### Information supplied
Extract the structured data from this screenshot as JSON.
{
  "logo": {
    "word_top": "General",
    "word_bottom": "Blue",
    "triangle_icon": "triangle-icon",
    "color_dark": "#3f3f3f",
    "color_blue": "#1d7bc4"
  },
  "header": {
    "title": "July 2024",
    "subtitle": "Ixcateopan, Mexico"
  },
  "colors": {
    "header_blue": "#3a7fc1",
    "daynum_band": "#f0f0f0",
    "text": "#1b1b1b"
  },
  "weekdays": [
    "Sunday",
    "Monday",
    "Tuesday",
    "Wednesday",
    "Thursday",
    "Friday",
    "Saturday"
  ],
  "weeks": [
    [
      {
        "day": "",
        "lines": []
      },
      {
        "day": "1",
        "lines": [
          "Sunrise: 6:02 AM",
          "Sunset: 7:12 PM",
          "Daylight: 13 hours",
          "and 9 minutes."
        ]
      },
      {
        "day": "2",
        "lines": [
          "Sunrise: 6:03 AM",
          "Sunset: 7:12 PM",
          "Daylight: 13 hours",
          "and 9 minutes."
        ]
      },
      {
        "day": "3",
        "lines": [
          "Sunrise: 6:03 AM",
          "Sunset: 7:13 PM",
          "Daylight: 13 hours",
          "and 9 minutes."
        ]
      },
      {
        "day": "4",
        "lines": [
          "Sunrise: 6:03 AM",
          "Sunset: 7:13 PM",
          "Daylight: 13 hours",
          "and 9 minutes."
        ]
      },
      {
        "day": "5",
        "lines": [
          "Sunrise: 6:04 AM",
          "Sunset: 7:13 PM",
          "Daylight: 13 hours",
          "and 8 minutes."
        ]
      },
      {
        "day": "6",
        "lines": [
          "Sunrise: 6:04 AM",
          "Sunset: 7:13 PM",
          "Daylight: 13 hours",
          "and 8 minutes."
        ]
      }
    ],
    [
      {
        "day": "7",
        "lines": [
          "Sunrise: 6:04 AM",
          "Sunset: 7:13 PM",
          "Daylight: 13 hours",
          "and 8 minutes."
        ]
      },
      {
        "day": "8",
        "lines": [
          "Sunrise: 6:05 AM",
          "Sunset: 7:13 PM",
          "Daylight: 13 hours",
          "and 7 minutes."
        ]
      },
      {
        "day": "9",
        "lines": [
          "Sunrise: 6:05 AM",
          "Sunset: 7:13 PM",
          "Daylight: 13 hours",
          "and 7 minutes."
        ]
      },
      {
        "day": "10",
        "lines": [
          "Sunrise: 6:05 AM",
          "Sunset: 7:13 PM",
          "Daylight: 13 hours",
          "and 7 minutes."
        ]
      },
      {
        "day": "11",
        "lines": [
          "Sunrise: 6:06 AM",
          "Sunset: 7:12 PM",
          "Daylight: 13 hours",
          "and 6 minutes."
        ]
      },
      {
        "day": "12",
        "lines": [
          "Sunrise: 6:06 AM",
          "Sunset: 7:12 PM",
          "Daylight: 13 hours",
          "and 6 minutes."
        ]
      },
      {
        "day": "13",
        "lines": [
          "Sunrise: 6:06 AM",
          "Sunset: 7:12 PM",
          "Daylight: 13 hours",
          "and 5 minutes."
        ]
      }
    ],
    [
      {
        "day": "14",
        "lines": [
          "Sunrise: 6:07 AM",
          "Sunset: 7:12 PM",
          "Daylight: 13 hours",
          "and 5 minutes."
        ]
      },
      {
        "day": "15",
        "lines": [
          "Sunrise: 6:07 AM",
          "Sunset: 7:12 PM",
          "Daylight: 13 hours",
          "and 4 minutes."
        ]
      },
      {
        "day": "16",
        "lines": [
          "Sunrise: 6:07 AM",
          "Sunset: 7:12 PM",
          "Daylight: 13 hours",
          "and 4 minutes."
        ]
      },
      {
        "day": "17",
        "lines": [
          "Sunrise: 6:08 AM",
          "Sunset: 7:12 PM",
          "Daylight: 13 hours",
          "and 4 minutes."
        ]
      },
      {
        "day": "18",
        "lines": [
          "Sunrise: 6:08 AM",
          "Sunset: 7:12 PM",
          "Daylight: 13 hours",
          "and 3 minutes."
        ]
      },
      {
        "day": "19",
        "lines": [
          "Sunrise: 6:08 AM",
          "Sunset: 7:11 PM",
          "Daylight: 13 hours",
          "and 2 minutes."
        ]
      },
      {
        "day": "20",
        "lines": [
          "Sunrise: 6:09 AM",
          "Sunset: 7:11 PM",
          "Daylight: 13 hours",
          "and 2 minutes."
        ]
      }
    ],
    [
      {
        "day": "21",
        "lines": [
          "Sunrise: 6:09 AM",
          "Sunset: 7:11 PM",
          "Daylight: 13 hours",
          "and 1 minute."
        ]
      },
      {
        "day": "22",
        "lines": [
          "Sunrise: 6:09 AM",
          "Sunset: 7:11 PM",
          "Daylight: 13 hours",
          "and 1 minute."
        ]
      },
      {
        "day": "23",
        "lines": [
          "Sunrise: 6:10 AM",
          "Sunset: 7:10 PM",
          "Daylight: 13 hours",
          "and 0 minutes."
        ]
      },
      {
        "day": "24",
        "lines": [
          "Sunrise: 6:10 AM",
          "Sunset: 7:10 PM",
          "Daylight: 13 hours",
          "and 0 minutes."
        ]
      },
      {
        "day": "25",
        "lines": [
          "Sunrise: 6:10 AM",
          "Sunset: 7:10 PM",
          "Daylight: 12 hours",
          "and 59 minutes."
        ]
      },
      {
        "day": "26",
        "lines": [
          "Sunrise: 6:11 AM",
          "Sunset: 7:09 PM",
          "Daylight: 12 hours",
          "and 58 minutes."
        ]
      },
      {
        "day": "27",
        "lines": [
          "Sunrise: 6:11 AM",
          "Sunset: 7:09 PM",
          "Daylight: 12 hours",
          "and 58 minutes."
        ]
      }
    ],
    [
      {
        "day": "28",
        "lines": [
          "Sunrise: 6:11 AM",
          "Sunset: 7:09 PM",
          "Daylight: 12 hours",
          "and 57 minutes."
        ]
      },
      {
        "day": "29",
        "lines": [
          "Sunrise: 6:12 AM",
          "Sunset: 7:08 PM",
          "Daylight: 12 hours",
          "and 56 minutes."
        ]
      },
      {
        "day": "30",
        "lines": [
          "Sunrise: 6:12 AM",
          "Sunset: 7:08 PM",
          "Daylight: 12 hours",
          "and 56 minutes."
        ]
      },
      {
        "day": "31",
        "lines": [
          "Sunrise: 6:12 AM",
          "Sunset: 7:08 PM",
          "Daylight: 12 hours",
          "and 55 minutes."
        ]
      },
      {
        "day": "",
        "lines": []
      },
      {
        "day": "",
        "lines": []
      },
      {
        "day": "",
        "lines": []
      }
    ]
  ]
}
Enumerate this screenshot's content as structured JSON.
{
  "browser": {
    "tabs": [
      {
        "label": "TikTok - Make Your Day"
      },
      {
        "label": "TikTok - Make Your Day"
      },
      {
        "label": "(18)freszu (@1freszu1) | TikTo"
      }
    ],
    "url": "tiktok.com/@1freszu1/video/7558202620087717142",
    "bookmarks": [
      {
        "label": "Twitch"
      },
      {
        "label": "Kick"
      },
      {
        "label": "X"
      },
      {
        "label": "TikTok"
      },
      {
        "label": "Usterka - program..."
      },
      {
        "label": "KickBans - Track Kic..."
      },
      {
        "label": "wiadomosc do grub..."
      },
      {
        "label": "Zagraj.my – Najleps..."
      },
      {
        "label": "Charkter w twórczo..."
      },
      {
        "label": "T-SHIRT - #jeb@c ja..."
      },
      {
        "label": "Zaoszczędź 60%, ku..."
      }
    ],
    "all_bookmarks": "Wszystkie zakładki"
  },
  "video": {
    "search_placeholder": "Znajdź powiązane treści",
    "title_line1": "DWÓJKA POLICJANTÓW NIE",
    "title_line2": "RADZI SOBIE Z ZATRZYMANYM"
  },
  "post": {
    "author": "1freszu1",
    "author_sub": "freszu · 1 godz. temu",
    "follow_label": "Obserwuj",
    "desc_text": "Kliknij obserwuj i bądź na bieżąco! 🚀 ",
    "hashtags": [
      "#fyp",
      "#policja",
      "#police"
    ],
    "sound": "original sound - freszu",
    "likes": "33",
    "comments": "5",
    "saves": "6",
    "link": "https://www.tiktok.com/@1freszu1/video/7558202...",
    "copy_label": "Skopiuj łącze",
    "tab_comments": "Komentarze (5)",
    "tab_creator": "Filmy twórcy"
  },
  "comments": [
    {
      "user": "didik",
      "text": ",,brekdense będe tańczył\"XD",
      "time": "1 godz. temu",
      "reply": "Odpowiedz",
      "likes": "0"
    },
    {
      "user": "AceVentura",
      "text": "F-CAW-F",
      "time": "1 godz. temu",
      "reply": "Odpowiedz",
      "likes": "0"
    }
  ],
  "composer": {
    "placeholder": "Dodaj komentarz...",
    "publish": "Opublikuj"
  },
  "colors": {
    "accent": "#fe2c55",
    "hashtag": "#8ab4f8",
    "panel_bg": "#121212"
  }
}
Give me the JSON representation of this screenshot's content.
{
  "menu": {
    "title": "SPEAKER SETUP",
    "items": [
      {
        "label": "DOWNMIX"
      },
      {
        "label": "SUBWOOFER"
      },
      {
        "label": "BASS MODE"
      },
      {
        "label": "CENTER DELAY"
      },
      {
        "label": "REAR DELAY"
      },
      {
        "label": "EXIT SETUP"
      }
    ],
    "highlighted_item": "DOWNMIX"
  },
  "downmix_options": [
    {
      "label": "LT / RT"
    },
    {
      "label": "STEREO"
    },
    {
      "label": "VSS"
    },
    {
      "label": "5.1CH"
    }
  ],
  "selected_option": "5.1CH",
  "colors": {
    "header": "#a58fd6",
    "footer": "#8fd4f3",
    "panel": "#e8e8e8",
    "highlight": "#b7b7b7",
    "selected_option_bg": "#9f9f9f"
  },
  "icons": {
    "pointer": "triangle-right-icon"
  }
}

### Problem statement
Keep only the lines from the one containing "Give me the" to the end of the entries, and repeat them exactly.

### Answer for the task
Give me the JSON representation of this screenshot's content.
{
  "menu": {
    "title": "SPEAKER SETUP",
    "items": [
      {
        "label": "DOWNMIX"
      },
      {
        "label": "SUBWOOFER"
      },
      {
        "label": "BASS MODE"
      },
      {
        "label": "CENTER DELAY"
      },
      {
        "label": "REAR DELAY"
      },
      {
        "label": "EXIT SETUP"
      }
    ],
    "highlighted_item": "DOWNMIX"
  },
  "downmix_options": [
    {
      "label": "LT / RT"
    },
    {
      "label": "STEREO"
    },
    {
      "label": "VSS"
    },
    {
      "label": "5.1CH"
    }
  ],
  "selected_option": "5.1CH",
  "colors": {
    "header": "#a58fd6",
    "footer": "#8fd4f3",
    "panel": "#e8e8e8",
    "highlight": "#b7b7b7",
    "selected_option_bg": "#9f9f9f"
  },
  "icons": {
    "pointer": "triangle-right-icon"
  }
}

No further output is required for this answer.